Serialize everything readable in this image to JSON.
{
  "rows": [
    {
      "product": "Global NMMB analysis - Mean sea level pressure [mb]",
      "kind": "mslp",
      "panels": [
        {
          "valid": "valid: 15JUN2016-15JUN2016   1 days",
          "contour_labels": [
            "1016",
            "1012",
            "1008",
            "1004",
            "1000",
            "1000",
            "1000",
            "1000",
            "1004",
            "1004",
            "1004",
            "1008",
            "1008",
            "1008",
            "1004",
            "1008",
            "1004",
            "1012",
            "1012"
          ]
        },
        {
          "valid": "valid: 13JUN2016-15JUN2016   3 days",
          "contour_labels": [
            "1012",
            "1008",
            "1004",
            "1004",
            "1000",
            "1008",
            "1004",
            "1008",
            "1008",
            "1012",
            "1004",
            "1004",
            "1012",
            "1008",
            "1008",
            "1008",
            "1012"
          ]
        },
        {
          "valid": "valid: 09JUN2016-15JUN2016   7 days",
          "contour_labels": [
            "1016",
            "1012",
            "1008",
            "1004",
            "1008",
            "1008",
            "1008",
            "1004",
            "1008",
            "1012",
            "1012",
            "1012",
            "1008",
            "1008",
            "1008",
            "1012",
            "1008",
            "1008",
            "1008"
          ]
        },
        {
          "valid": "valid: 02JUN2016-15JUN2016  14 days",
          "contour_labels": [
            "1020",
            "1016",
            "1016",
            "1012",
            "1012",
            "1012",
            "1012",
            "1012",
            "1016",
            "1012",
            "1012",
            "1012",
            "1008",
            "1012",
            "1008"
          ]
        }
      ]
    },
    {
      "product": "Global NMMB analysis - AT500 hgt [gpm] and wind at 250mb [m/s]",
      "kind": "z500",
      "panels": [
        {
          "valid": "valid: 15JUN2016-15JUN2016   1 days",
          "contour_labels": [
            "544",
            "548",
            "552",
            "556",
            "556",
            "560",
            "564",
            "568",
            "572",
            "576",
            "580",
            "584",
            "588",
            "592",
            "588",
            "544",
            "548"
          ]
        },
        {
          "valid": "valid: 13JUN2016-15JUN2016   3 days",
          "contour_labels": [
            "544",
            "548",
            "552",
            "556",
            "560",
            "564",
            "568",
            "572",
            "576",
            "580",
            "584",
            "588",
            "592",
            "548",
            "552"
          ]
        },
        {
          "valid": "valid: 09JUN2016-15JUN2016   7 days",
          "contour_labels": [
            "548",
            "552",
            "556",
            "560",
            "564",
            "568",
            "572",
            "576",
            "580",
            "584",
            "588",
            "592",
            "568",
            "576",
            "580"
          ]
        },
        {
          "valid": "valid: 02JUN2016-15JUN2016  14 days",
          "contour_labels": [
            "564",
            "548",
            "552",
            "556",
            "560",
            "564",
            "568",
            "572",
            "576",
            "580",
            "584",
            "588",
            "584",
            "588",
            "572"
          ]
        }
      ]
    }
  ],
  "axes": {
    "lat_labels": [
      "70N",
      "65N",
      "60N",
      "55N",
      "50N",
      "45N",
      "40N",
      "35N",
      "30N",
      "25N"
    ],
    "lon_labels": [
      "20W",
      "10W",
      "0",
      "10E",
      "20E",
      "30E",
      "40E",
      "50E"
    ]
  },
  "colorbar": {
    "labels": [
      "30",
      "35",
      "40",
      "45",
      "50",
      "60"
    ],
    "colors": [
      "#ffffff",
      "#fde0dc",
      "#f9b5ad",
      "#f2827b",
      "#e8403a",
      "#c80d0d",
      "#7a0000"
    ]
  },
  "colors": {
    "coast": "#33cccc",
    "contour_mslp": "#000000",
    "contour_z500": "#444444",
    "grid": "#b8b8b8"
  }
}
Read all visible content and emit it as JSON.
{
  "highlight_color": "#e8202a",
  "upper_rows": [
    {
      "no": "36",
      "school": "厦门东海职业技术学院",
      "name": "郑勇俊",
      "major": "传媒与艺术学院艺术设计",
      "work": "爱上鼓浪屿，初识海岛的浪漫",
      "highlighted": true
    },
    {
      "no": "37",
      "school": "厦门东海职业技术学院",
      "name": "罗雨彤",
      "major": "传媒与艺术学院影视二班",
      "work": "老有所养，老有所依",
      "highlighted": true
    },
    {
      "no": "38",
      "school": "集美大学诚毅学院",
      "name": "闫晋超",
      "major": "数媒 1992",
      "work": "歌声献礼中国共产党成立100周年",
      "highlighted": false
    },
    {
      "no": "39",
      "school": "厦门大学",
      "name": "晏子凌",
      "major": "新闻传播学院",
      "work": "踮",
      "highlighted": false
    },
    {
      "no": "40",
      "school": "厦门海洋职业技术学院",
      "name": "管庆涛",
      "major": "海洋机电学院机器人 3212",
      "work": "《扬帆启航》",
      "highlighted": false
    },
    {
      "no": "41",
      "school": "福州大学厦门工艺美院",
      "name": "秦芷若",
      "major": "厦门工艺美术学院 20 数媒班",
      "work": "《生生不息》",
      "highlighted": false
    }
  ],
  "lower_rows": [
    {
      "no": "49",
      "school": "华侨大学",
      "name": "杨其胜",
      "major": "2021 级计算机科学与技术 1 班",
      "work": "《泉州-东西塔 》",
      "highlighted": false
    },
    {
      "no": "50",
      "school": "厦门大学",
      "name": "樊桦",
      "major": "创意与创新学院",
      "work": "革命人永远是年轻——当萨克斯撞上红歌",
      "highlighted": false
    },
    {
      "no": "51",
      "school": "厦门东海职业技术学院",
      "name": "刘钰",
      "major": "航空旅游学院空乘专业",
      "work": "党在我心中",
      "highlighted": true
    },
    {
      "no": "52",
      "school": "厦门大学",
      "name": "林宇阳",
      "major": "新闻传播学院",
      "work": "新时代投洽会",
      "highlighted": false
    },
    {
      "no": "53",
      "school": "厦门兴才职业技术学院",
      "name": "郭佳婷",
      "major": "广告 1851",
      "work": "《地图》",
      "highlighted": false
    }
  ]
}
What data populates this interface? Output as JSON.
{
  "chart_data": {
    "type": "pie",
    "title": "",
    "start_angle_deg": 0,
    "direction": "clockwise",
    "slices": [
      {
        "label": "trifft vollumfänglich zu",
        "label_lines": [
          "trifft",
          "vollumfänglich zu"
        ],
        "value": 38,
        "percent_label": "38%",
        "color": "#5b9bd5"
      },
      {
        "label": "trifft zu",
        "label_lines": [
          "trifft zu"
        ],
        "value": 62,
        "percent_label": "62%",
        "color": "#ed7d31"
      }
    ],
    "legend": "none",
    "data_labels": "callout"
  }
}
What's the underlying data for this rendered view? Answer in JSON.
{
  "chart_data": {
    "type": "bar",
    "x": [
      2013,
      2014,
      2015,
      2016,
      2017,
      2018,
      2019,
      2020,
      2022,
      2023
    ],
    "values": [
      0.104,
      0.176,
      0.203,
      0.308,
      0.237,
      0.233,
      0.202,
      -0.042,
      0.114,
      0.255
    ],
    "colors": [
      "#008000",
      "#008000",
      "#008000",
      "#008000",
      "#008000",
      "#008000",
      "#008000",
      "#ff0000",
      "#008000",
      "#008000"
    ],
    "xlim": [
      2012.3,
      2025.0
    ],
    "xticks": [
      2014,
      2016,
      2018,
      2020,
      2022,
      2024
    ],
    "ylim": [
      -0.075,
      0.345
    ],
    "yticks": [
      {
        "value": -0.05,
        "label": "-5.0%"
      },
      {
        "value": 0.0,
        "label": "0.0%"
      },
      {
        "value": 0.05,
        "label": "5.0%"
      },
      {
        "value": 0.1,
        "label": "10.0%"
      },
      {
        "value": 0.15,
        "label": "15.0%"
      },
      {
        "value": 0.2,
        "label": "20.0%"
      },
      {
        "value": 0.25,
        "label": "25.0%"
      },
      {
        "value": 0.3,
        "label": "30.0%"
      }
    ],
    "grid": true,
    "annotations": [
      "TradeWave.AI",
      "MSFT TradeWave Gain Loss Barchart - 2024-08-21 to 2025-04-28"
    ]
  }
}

========

* [Written instruction]
Extract the lines above from the one containing "What's the underlying" to the last line, both included, exactly as written.

* [Answer for the task]
What's the underlying data for this rendered view? Answer in JSON.
{
  "chart_data": {
    "type": "bar",
    "x": [
      2013,
      2014,
      2015,
      2016,
      2017,
      2018,
      2019,
      2020,
      2022,
      2023
    ],
    "values": [
      0.104,
      0.176,
      0.203,
      0.308,
      0.237,
      0.233,
      0.202,
      -0.042,
      0.114,
      0.255
    ],
    "colors": [
      "#008000",
      "#008000",
      "#008000",
      "#008000",
      "#008000",
      "#008000",
      "#008000",
      "#ff0000",
      "#008000",
      "#008000"
    ],
    "xlim": [
      2012.3,
      2025.0
    ],
    "xticks": [
      2014,
      2016,
      2018,
      2020,
      2022,
      2024
    ],
    "ylim": [
      -0.075,
      0.345
    ],
    "yticks": [
      {
        "value": -0.05,
        "label": "-5.0%"
      },
      {
        "value": 0.0,
        "label": "0.0%"
      },
      {
        "value": 0.05,
        "label": "5.0%"
      },
      {
        "value": 0.1,
        "label": "10.0%"
      },
      {
        "value": 0.15,
        "label": "15.0%"
      },
      {
        "value": 0.2,
        "label": "20.0%"
      },
      {
        "value": 0.25,
        "label": "25.0%"
      },
      {
        "value": 0.3,
        "label": "30.0%"
      }
    ],
    "grid": true,
    "annotations": [
      "TradeWave.AI",
      "MSFT TradeWave Gain Loss Barchart - 2024-08-21 to 2025-04-28"
    ]
  }
}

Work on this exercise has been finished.